------ Working data ------

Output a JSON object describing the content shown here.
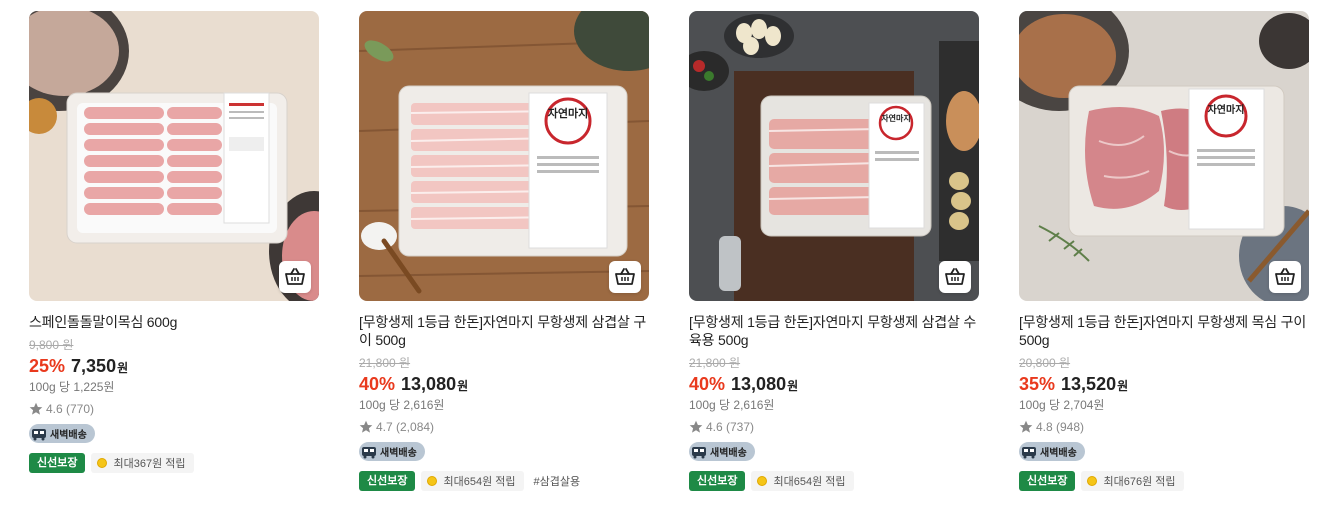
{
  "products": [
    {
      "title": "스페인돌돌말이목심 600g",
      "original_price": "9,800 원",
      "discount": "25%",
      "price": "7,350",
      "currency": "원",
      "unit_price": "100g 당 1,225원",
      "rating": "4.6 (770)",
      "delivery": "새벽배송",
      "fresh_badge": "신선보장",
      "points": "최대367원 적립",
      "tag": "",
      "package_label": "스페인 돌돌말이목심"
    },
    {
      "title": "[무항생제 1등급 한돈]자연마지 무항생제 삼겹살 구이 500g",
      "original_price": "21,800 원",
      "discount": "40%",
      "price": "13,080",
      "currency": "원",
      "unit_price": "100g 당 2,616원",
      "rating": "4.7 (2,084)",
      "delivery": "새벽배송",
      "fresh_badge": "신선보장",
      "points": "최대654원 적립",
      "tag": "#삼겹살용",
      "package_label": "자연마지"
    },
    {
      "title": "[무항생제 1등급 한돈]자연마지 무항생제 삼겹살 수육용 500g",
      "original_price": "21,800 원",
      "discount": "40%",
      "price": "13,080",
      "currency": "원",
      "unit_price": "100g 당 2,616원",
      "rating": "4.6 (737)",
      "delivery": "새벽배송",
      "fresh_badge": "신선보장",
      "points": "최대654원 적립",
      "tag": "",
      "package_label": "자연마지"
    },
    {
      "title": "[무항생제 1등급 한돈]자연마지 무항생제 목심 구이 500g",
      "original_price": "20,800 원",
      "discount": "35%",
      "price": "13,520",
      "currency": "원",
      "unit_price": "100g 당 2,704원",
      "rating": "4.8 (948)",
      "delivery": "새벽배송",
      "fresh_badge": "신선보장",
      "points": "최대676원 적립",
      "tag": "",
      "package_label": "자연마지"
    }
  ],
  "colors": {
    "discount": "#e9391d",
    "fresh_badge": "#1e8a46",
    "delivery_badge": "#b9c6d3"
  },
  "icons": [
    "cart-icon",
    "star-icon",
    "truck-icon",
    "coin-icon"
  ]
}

------
------ Working data ------

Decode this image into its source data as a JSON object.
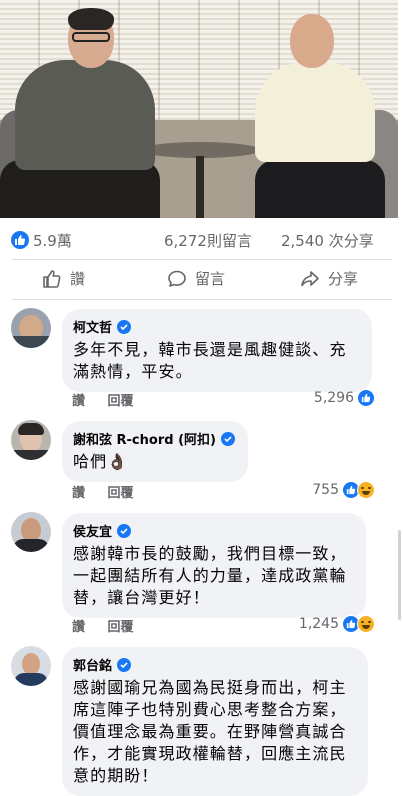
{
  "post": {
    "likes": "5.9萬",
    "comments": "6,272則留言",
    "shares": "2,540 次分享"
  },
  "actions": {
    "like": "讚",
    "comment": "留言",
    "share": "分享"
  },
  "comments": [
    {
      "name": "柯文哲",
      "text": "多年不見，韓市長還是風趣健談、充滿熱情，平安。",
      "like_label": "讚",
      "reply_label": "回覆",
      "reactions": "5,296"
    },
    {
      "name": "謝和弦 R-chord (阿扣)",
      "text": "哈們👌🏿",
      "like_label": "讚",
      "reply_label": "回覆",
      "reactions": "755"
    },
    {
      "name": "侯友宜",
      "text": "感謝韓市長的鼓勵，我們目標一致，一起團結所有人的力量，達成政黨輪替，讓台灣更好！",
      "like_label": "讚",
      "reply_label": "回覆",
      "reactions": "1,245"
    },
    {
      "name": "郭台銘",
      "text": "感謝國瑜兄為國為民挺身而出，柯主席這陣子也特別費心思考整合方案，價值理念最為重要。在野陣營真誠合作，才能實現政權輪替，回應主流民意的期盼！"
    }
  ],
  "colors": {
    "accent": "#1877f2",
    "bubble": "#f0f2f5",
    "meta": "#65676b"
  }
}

------

Directive: Show the lines of the records that include the string "rating".

Solution for this problem:
      "rating": "4.6 (770)",
      "rating": "4.7 (2,084)",
      "rating": "4.6 (737)",
      "rating": "4.8 (948)",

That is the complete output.